## EXTRACTED ENTRIES:
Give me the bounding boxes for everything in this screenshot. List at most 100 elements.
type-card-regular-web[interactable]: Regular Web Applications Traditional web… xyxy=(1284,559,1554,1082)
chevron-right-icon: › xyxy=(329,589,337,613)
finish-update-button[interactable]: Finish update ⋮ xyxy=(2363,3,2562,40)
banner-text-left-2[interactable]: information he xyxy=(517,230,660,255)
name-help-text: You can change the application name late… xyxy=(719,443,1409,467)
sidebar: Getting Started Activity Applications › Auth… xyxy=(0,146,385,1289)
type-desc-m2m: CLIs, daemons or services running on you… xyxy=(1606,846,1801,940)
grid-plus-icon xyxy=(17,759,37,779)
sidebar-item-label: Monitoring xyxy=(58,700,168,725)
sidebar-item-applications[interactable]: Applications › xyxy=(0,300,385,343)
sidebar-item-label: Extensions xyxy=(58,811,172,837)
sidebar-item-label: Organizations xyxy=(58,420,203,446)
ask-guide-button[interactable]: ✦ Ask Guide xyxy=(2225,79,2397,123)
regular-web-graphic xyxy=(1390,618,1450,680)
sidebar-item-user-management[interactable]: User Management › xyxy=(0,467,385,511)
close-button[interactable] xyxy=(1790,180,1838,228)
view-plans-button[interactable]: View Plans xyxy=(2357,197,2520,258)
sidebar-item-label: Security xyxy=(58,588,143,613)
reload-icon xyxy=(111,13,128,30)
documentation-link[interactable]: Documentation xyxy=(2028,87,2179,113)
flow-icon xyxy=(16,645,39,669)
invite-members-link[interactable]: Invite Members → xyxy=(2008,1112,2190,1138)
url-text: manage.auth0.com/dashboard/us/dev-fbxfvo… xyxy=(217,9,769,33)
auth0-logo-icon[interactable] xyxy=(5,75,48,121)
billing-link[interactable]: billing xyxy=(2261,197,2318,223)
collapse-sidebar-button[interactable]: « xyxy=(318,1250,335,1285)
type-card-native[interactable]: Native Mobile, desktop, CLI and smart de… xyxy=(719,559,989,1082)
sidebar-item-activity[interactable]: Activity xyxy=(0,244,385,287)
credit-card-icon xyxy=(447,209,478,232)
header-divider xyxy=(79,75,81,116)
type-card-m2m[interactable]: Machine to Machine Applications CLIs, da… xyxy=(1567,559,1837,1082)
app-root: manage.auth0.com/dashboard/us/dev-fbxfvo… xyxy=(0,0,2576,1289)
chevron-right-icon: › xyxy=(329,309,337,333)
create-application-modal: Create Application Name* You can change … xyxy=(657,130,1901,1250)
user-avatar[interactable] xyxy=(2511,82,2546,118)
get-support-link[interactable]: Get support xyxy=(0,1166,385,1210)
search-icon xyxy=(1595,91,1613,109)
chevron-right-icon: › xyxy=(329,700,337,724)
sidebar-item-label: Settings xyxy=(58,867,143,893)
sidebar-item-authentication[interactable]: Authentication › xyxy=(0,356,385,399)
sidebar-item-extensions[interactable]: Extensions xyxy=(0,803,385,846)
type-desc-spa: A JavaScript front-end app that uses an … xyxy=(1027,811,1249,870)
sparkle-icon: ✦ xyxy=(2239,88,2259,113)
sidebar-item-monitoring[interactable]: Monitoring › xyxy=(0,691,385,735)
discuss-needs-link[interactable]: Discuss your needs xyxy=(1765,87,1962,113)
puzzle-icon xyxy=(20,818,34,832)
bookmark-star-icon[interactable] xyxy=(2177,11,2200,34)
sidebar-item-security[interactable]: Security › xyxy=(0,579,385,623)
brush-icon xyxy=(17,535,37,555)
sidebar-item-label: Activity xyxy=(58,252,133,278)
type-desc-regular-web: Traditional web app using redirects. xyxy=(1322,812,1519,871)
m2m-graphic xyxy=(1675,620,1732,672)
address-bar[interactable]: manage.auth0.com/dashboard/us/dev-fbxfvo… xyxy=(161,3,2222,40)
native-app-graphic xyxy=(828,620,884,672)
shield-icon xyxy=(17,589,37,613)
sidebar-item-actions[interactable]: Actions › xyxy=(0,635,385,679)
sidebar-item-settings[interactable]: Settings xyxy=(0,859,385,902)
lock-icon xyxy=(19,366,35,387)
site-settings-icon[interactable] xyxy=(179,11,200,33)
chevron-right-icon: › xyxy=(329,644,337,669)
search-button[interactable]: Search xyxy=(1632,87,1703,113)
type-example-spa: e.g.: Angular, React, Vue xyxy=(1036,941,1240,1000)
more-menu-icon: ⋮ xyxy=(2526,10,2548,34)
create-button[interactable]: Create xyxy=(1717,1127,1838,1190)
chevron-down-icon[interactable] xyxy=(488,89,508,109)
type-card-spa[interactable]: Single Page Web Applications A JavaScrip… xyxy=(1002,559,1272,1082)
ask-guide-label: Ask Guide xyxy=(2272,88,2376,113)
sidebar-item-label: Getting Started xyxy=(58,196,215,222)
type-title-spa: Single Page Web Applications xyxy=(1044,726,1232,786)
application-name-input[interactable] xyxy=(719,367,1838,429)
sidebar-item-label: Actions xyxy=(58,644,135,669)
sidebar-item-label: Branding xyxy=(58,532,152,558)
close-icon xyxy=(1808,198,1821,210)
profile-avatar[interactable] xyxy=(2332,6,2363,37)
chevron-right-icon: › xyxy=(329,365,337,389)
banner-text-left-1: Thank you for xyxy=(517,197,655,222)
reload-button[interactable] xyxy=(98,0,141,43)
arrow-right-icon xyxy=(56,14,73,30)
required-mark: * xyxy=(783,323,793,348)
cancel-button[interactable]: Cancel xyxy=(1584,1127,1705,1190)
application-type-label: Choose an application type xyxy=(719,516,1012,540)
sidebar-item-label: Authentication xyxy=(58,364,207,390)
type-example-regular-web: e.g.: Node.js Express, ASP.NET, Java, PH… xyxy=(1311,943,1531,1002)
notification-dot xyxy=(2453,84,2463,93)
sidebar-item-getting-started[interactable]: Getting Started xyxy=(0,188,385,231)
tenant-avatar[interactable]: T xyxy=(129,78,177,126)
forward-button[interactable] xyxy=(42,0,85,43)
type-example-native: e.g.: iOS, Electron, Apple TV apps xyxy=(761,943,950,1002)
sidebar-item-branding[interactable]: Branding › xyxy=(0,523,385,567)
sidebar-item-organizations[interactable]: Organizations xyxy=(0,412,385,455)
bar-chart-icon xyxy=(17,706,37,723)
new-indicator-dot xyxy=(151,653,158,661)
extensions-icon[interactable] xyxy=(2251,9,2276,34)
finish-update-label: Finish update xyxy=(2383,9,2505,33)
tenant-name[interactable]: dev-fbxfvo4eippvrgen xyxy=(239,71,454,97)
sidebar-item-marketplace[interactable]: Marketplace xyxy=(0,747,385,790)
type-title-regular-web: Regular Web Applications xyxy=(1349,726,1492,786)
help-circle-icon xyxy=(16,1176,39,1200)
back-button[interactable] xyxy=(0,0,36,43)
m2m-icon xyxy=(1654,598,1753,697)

## THE TASK:
Copy the data above line for line, with no changes.

## ANSWER TO THIS PROBLEM:
Give me the bounding boxes for everything in this screenshot. List at most 100 elements.
type-card-regular-web[interactable]: Regular Web Applications Traditional web… xyxy=(1284,559,1554,1082)
chevron-right-icon: › xyxy=(329,589,337,613)
finish-update-button[interactable]: Finish update ⋮ xyxy=(2363,3,2562,40)
banner-text-left-2[interactable]: information he xyxy=(517,230,660,255)
name-help-text: You can change the application name late… xyxy=(719,443,1409,467)
sidebar: Getting Started Activity Applications › Auth… xyxy=(0,146,385,1289)
type-desc-m2m: CLIs, daemons or services running on you… xyxy=(1606,846,1801,940)
grid-plus-icon xyxy=(17,759,37,779)
sidebar-item-label: Monitoring xyxy=(58,700,168,725)
sidebar-item-applications[interactable]: Applications › xyxy=(0,300,385,343)
sidebar-item-label: Extensions xyxy=(58,811,172,837)
sidebar-item-label: Organizations xyxy=(58,420,203,446)
ask-guide-button[interactable]: ✦ Ask Guide xyxy=(2225,79,2397,123)
regular-web-graphic xyxy=(1390,618,1450,680)
sidebar-item-user-management[interactable]: User Management › xyxy=(0,467,385,511)
close-button[interactable] xyxy=(1790,180,1838,228)
view-plans-button[interactable]: View Plans xyxy=(2357,197,2520,258)
sidebar-item-label: Security xyxy=(58,588,143,613)
reload-icon xyxy=(111,13,128,30)
documentation-link[interactable]: Documentation xyxy=(2028,87,2179,113)
flow-icon xyxy=(16,645,39,669)
invite-members-link[interactable]: Invite Members → xyxy=(2008,1112,2190,1138)
url-text: manage.auth0.com/dashboard/us/dev-fbxfvo… xyxy=(217,9,769,33)
auth0-logo-icon[interactable] xyxy=(5,75,48,121)
billing-link[interactable]: billing xyxy=(2261,197,2318,223)
collapse-sidebar-button[interactable]: « xyxy=(318,1250,335,1285)
type-card-native[interactable]: Native Mobile, desktop, CLI and smart de… xyxy=(719,559,989,1082)
sidebar-item-activity[interactable]: Activity xyxy=(0,244,385,287)
credit-card-icon xyxy=(447,209,478,232)
header-divider xyxy=(79,75,81,116)
type-card-m2m[interactable]: Machine to Machine Applications CLIs, da… xyxy=(1567,559,1837,1082)
app-root: manage.auth0.com/dashboard/us/dev-fbxfvo… xyxy=(0,0,2576,1289)
chevron-right-icon: › xyxy=(329,309,337,333)
create-application-modal: Create Application Name* You can change … xyxy=(657,130,1901,1250)
user-avatar[interactable] xyxy=(2511,82,2546,118)
get-support-link[interactable]: Get support xyxy=(0,1166,385,1210)
search-icon xyxy=(1595,91,1613,109)
chevron-right-icon: › xyxy=(329,700,337,724)
sidebar-item-label: Settings xyxy=(58,867,143,893)
sidebar-item-authentication[interactable]: Authentication › xyxy=(0,356,385,399)
sidebar-item-extensions[interactable]: Extensions xyxy=(0,803,385,846)
type-desc-spa: A JavaScript front-end app that uses an … xyxy=(1027,811,1249,870)
sparkle-icon: ✦ xyxy=(2239,88,2259,113)
sidebar-item-monitoring[interactable]: Monitoring › xyxy=(0,691,385,735)
discuss-needs-link[interactable]: Discuss your needs xyxy=(1765,87,1962,113)
puzzle-icon xyxy=(20,818,34,832)
bookmark-star-icon[interactable] xyxy=(2177,11,2200,34)
sidebar-item-security[interactable]: Security › xyxy=(0,579,385,623)
brush-icon xyxy=(17,535,37,555)
sidebar-item-label: Activity xyxy=(58,252,133,278)
type-desc-regular-web: Traditional web app using redirects. xyxy=(1322,812,1519,871)
m2m-graphic xyxy=(1675,620,1732,672)
address-bar[interactable]: manage.auth0.com/dashboard/us/dev-fbxfvo… xyxy=(161,3,2222,40)
native-app-graphic xyxy=(828,620,884,672)
shield-icon xyxy=(17,589,37,613)
sidebar-item-actions[interactable]: Actions › xyxy=(0,635,385,679)
sidebar-item-settings[interactable]: Settings xyxy=(0,859,385,902)
lock-icon xyxy=(19,366,35,387)
site-settings-icon[interactable] xyxy=(179,11,200,33)
chevron-right-icon: › xyxy=(329,644,337,669)
search-button[interactable]: Search xyxy=(1632,87,1703,113)
type-example-spa: e.g.: Angular, React, Vue xyxy=(1036,941,1240,1000)
more-menu-icon: ⋮ xyxy=(2526,10,2548,34)
create-button[interactable]: Create xyxy=(1717,1127,1838,1190)
chevron-down-icon[interactable] xyxy=(488,89,508,109)
type-card-spa[interactable]: Single Page Web Applications A JavaScrip… xyxy=(1002,559,1272,1082)
ask-guide-label: Ask Guide xyxy=(2272,88,2376,113)
sidebar-item-label: Getting Started xyxy=(58,196,215,222)
type-title-spa: Single Page Web Applications xyxy=(1044,726,1232,786)
application-name-input[interactable] xyxy=(719,367,1838,429)
sidebar-item-label: Actions xyxy=(58,644,135,669)
sidebar-item-label: Branding xyxy=(58,532,152,558)
close-icon xyxy=(1808,198,1821,210)
profile-avatar[interactable] xyxy=(2332,6,2363,37)
chevron-right-icon: › xyxy=(329,365,337,389)
banner-text-left-1: Thank you for xyxy=(517,197,655,222)
reload-button[interactable] xyxy=(98,0,141,43)
arrow-right-icon xyxy=(56,14,73,30)
required-mark: * xyxy=(783,323,793,348)
cancel-button[interactable]: Cancel xyxy=(1584,1127,1705,1190)
application-type-label: Choose an application type xyxy=(719,516,1012,540)
sidebar-item-label: Authentication xyxy=(58,364,207,390)
type-example-regular-web: e.g.: Node.js Express, ASP.NET, Java, PH… xyxy=(1311,943,1531,1002)
notification-dot xyxy=(2453,84,2463,93)
sidebar-item-getting-started[interactable]: Getting Started xyxy=(0,188,385,231)
tenant-avatar[interactable]: T xyxy=(129,78,177,126)
forward-button[interactable] xyxy=(42,0,85,43)
type-example-native: e.g.: iOS, Electron, Apple TV apps xyxy=(761,943,950,1002)
sidebar-item-branding[interactable]: Branding › xyxy=(0,523,385,567)
sidebar-item-organizations[interactable]: Organizations xyxy=(0,412,385,455)
bar-chart-icon xyxy=(17,706,37,723)
new-indicator-dot xyxy=(151,653,158,661)
extensions-icon[interactable] xyxy=(2251,9,2276,34)
finish-update-label: Finish update xyxy=(2383,9,2505,33)
tenant-name[interactable]: dev-fbxfvo4eippvrgen xyxy=(239,71,454,97)
sidebar-item-marketplace[interactable]: Marketplace xyxy=(0,747,385,790)
type-title-regular-web: Regular Web Applications xyxy=(1349,726,1492,786)
help-circle-icon xyxy=(16,1176,39,1200)
back-button[interactable] xyxy=(0,0,36,43)
m2m-icon xyxy=(1654,598,1753,697)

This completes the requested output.